Dataset records on visual material:
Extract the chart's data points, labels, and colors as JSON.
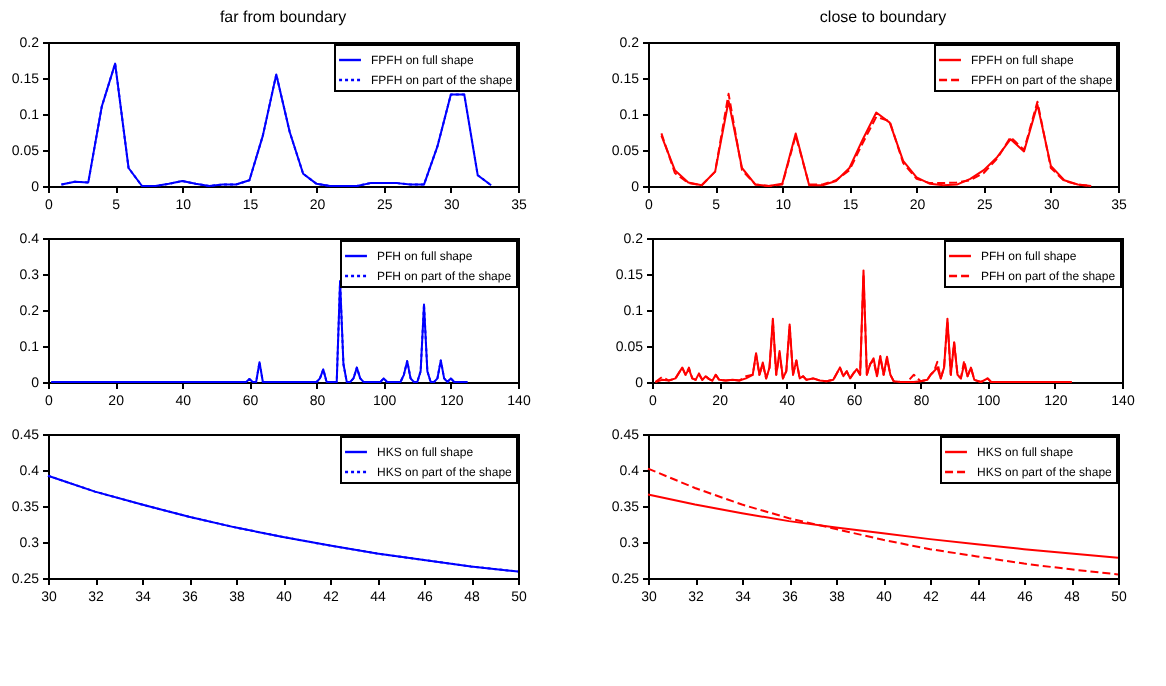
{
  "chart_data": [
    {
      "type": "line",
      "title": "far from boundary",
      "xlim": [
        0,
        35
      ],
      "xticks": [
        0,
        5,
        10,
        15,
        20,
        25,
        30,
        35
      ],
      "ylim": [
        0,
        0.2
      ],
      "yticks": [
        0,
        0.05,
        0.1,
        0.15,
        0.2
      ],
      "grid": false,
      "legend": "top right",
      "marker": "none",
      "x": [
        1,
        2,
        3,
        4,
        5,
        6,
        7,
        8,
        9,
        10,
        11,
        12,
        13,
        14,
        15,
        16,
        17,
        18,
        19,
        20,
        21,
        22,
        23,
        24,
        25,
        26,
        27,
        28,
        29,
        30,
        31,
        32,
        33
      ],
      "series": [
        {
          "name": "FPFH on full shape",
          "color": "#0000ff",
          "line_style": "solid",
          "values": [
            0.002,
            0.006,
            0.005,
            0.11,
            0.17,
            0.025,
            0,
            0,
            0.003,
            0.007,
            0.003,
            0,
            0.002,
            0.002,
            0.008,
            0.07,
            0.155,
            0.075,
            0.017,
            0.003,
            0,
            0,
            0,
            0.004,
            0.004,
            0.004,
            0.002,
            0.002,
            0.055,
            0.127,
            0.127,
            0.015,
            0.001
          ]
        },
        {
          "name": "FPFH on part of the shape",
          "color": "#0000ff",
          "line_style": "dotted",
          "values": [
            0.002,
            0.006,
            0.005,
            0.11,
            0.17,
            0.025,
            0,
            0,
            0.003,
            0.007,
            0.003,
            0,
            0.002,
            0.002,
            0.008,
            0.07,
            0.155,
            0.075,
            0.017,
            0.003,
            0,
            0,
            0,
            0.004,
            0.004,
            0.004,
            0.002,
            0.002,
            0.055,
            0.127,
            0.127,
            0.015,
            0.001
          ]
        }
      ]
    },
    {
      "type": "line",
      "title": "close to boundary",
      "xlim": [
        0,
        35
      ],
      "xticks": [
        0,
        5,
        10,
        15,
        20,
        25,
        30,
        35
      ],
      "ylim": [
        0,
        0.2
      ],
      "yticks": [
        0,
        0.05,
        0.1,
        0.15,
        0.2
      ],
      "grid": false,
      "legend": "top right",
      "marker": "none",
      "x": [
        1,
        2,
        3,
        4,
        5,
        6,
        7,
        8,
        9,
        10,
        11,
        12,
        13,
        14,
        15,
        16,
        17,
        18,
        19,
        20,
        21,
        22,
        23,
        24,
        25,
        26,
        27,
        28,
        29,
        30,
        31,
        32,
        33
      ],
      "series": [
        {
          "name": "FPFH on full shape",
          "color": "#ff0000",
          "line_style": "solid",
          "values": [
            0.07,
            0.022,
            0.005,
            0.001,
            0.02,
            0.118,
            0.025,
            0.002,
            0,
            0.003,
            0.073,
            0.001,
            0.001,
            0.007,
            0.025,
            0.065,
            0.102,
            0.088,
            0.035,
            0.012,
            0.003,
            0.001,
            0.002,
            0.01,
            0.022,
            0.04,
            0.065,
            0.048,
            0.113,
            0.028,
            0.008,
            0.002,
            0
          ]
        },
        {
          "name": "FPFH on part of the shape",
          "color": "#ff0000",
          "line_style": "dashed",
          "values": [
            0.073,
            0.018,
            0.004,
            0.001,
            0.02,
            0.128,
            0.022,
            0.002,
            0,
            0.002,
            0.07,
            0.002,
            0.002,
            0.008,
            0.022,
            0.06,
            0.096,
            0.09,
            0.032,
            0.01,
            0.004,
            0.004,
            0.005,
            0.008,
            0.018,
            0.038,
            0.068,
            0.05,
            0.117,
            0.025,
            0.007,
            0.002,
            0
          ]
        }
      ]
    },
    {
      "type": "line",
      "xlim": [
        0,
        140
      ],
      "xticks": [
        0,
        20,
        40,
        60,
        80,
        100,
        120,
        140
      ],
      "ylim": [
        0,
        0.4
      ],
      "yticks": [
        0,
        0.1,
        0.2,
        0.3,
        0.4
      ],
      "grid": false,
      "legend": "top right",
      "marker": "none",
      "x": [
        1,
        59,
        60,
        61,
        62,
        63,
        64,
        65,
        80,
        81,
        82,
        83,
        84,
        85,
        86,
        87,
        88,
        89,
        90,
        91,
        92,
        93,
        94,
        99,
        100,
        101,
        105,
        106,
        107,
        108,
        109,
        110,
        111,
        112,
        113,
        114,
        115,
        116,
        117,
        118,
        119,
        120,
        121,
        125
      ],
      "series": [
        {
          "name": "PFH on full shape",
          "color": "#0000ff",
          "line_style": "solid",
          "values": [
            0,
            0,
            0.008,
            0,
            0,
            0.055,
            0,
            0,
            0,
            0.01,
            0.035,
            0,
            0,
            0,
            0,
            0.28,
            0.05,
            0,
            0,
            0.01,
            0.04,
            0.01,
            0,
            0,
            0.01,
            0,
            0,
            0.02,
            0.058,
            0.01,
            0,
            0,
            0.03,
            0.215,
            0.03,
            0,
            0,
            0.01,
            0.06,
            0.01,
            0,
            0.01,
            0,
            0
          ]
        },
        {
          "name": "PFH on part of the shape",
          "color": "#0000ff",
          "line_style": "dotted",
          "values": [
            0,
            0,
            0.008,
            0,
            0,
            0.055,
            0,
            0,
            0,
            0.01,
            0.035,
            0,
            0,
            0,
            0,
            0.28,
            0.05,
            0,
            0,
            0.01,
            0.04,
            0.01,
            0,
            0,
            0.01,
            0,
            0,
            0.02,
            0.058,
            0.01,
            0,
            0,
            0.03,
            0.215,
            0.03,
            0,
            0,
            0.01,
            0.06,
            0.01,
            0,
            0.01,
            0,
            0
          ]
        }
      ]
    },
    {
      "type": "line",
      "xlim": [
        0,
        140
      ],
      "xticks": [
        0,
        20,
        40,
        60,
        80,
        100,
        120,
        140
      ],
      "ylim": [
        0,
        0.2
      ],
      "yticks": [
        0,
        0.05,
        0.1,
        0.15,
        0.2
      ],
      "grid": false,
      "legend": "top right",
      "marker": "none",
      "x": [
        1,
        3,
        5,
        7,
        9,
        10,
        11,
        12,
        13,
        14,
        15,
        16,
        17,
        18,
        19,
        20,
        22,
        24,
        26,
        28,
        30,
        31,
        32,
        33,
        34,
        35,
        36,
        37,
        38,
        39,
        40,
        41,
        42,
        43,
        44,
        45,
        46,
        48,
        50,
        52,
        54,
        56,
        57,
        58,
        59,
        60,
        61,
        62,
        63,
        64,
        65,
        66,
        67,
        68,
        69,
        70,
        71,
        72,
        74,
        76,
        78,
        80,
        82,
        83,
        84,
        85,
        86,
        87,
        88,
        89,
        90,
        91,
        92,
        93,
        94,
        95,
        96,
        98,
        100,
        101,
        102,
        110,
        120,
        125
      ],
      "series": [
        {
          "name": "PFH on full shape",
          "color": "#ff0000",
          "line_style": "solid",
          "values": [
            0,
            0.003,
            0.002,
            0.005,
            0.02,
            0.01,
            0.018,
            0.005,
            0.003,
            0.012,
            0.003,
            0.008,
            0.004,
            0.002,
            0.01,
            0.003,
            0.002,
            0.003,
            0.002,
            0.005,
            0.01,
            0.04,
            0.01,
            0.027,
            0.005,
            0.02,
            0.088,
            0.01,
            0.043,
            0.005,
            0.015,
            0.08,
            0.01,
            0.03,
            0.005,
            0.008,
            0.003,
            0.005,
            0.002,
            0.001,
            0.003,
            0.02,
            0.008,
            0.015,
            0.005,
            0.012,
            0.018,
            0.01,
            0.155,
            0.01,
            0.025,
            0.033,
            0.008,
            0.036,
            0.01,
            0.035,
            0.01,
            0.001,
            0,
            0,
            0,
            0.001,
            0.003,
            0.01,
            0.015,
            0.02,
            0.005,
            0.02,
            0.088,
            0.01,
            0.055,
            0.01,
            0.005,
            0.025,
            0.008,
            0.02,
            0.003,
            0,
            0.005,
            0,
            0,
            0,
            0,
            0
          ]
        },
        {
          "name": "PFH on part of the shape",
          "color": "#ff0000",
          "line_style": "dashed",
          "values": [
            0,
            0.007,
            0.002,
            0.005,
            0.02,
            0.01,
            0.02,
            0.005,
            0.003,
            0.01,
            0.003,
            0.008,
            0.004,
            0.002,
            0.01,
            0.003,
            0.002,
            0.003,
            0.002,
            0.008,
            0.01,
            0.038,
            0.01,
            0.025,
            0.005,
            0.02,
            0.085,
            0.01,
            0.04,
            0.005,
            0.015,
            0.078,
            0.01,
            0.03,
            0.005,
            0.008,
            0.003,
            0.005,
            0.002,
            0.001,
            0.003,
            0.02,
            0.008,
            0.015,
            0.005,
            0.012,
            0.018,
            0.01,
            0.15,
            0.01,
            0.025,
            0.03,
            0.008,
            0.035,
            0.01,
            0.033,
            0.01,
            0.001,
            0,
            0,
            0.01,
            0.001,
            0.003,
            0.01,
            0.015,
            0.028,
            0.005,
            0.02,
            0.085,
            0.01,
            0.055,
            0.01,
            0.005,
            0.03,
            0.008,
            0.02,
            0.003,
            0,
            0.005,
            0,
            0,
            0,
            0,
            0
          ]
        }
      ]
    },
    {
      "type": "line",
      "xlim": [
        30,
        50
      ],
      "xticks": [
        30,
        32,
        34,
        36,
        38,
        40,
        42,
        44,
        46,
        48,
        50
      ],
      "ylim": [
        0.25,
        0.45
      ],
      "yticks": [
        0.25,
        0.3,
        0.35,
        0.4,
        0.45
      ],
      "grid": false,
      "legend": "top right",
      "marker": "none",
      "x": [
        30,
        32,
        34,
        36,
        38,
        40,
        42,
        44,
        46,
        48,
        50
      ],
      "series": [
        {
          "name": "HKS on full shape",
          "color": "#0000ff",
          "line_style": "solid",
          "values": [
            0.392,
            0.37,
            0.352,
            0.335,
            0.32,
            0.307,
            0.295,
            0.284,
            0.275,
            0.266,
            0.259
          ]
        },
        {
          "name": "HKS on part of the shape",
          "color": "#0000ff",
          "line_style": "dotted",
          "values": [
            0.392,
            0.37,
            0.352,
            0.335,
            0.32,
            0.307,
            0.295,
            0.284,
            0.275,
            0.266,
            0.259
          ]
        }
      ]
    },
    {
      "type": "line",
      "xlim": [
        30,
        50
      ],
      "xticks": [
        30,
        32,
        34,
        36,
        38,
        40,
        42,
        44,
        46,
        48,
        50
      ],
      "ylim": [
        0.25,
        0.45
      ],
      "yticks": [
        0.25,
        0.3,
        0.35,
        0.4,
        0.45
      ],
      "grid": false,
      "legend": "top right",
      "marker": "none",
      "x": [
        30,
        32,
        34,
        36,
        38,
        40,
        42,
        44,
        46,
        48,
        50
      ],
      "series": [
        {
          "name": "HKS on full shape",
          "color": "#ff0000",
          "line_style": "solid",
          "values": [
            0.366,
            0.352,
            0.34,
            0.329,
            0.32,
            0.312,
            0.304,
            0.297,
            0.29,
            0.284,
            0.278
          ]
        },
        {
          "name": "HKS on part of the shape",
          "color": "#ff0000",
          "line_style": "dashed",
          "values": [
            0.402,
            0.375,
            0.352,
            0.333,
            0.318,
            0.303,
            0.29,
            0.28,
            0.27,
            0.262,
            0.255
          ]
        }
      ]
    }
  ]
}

Short exercise:
Copy, from the material, each line that holds the string "title".

The result:
      "title": "far from boundary",
      "title": "close to boundary",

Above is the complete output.